Exercise instructions = Below are some records. Write out the lines from the one containing "Give me a plain-text" to the last line, word for word, leaving out pictures.

START Input material

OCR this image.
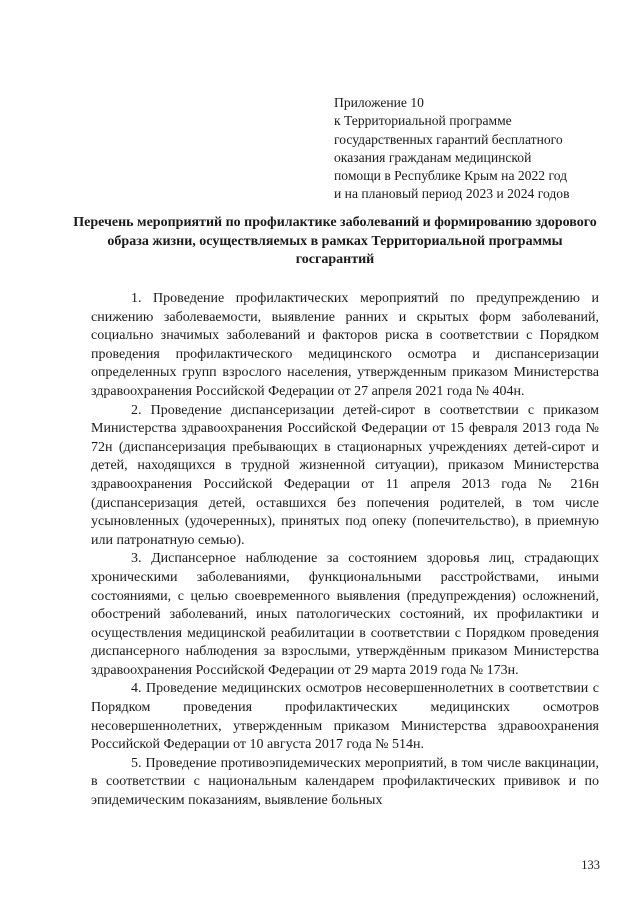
Приложение 10
к Территориальной программе
государственных гарантий бесплатного
оказания гражданам медицинской
помощи в Республике Крым на 2022 год
и на плановый период 2023 и 2024 годов
Перечень мероприятий по профилактике заболеваний и формированию здорового образа жизни, осуществляемых в рамках Территориальной программы госгарантий

1. Проведение профилактических мероприятий по предупреждению и снижению заболеваемости, выявление ранних и скрытых форм заболеваний, социально значимых заболеваний и факторов риска в соответствии с Порядком проведения профилактического медицинского осмотра и диспансеризации определенных групп взрослого населения, утвержденным приказом Министерства здравоохранения Российской Федерации от 27 апреля 2021 года № 404н.

2. Проведение диспансеризации детей-сирот в соответствии с приказом Министерства здравоохранения Российской Федерации от 15 февраля 2013 года № 72н (диспансеризация пребывающих в стационарных учреждениях детей-сирот и детей, находящихся в трудной жизненной ситуации), приказом Министерства здравоохранения Российской Федерации от 11 апреля 2013 года № 216н (диспансеризация детей, оставшихся без попечения родителей, в том числе усыновленных (удочеренных), принятых под опеку (попечительство), в приемную или патронатную семью).

3. Диспансерное наблюдение за состоянием здоровья лиц, страдающих хроническими заболеваниями, функциональными расстройствами, иными состояниями, с целью своевременного выявления (предупреждения) осложнений, обострений заболеваний, иных патологических состояний, их профилактики и осуществления медицинской реабилитации в соответствии с Порядком проведения диспансерного наблюдения за взрослыми, утверждённым приказом Министерства здравоохранения Российской Федерации от 29 марта 2019 года № 173н.

4. Проведение медицинских осмотров несовершеннолетних в соответствии с Порядком проведения профилактических медицинских осмотров несовершеннолетних, утвержденным приказом Министерства здравоохранения Российской Федерации от 10 августа 2017 года № 514н.

5. Проведение противоэпидемических мероприятий, в том числе вакцинации, в соответствии с национальным календарем профилактических прививок и по эпидемическим показаниям, выявление больных

133
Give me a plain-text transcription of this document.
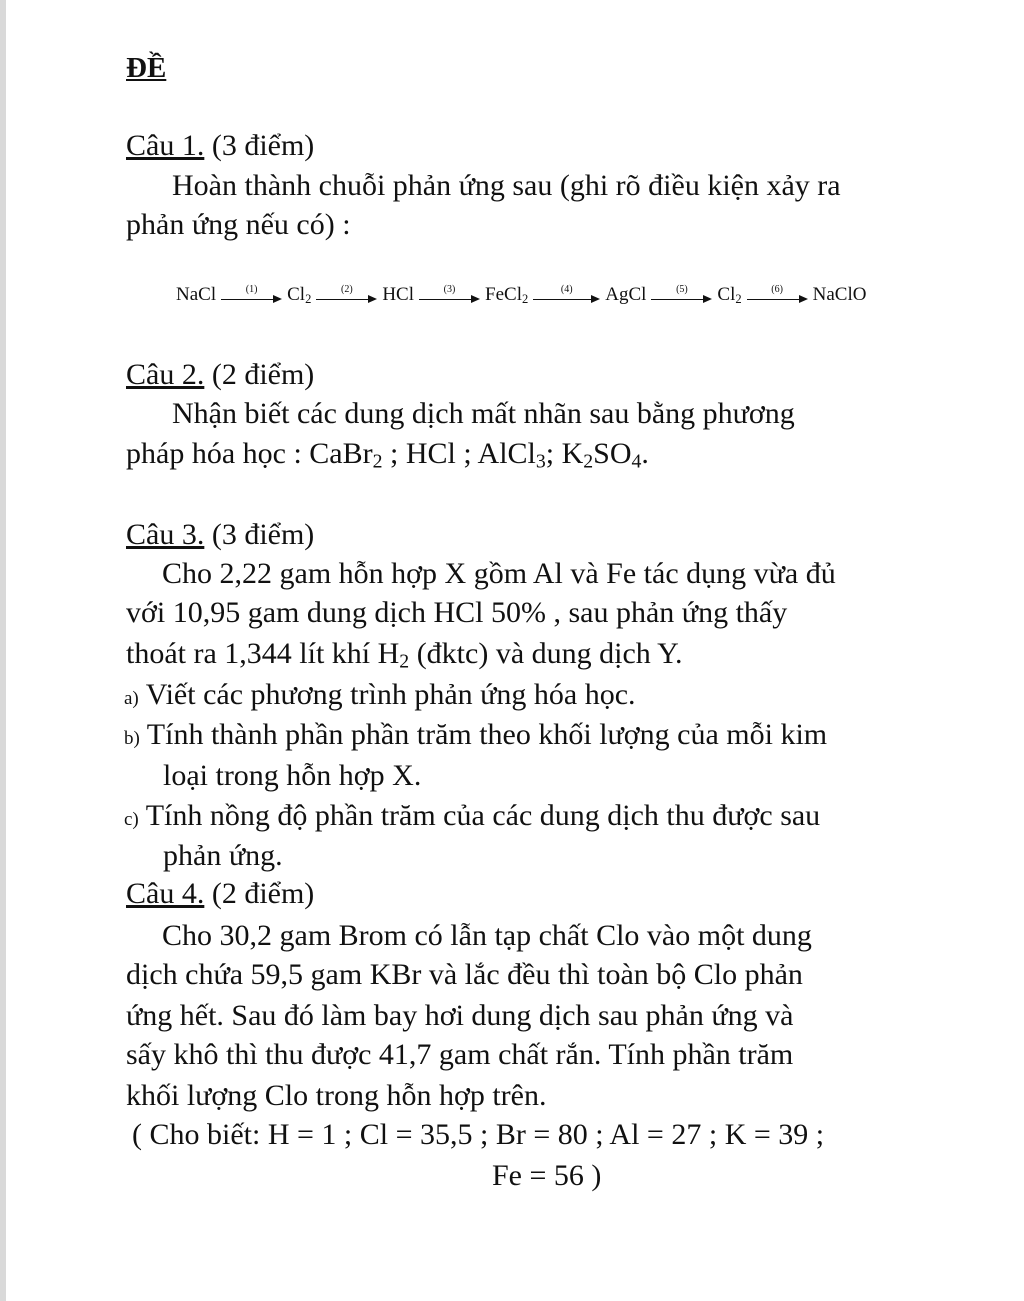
ĐỀ
Câu 1. (3 điểm)
Hoàn thành chuỗi phản ứng sau (ghi rõ điều kiện xảy ra
phản ứng nếu có) :
NaCl	(1) $Cl_2$
(2) HCl	(3) FeCl$_2$
(4) AgCl	(5) $Cl_2$
(6) NaClO
Câu 2. (2 điểm)
Nhận biết các dung dịch mất nhãn sau bằng phương
pháp hóa học : CaBr$_2$ ; HCl ; AlCl$_3$; $K_2SO_4$.
Câu 3. (3 điểm)
Cho 2,22 gam hỗn hợp X gồm Al và Fe tác dụng vừa đủ
với 10,95 gam dung dịch HCl 50% , sau phản ứng thấy
thoát ra 1,344 lít khí $H_2$ (đktc) và dung dịch Y.
a) Viết các phương trình phản ứng hóa học.
b) Tính thành phần phần trăm theo khối lượng của mỗi kim
loại trong hỗn hợp X.
c) Tính nồng độ phần trăm của các dung dịch thu được sau
phản ứng.
Câu 4. (2 điểm)
Cho 30,2 gam Brom có lẫn tạp chất Clo vào một dung
dịch chứa 59,5 gam KBr và lắc đều thì toàn bộ Clo phản
ứng hết. Sau đó làm bay hơi dung dịch sau phản ứng và
sấy khô thì thu được 41,7 gam chất rắn. Tính phần trăm
khối lượng Clo trong hỗn hợp trên.
( Cho biết: H = 1 ; Cl = 35,5 ; Br = 80 ; Al = 27 ; K = 39 ;
Fe = 56 )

END Input material

Answer to this problem =
Give me a plain-text transcription of this document.
ĐỀ
Câu 1. (3 điểm)
Hoàn thành chuỗi phản ứng sau (ghi rõ điều kiện xảy ra
phản ứng nếu có) :
NaCl	(1) $Cl_2$
(2) HCl	(3) FeCl$_2$
(4) AgCl	(5) $Cl_2$
(6) NaClO
Câu 2. (2 điểm)
Nhận biết các dung dịch mất nhãn sau bằng phương
pháp hóa học : CaBr$_2$ ; HCl ; AlCl$_3$; $K_2SO_4$.
Câu 3. (3 điểm)
Cho 2,22 gam hỗn hợp X gồm Al và Fe tác dụng vừa đủ
với 10,95 gam dung dịch HCl 50% , sau phản ứng thấy
thoát ra 1,344 lít khí $H_2$ (đktc) và dung dịch Y.
a) Viết các phương trình phản ứng hóa học.
b) Tính thành phần phần trăm theo khối lượng của mỗi kim
loại trong hỗn hợp X.
c) Tính nồng độ phần trăm của các dung dịch thu được sau
phản ứng.
Câu 4. (2 điểm)
Cho 30,2 gam Brom có lẫn tạp chất Clo vào một dung
dịch chứa 59,5 gam KBr và lắc đều thì toàn bộ Clo phản
ứng hết. Sau đó làm bay hơi dung dịch sau phản ứng và
sấy khô thì thu được 41,7 gam chất rắn. Tính phần trăm
khối lượng Clo trong hỗn hợp trên.
( Cho biết: H = 1 ; Cl = 35,5 ; Br = 80 ; Al = 27 ; K = 39 ;
Fe = 56 )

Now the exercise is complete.